Objetivo ▸
No texto sobre o 25 de Abril, a madrugada é descrita como "duvidosa". Explique, com base no próprio texto, por que motivo o era.

____ Excerto fornecido

25 abril 2007

missanga a pataco 10


Falemos então, pouquinho mas com alegria, no 25 A. Já aqui contei as histórias que um grupo de amigos viveu desde os dias imediatamente anteriores. Como na nossa escassa, mas total, possibilidade nos entregámos de alma e coração à empresa. Também já referi, há-de ter sido no ano passado, a emoção e a determinação (uma coisa não retira a outra e nas mulheres até parece que ajuda) da Teresa Feijó e da Maria João Delgado naquela madrugada duvidosa em que tentávamos perceber se o dia ia ser de festa ou se dali a pouco estaríamos guiando carros cheios de derrotados rumo à fronteira.
Falo hoje de dois homens já maduros, que tinham visto outras, sempre desagradáveis, mas que nem hesitaram quando fui pedir-lhes ajuda e colaboração, contando o mínimo indispensável e pedindo o máximo (im)possível. Falo de Rui Feijó e de Jorge Delgado.

________
____ Dados fornecidos

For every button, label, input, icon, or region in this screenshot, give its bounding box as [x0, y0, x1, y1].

________

Solução escrita ▸
A madrugada era duvidosa porque o grupo ainda tentava perceber se o dia ia ser de festa ou se, pouco depois, estariam a guiar carros cheios de derrotados rumo à fronteira.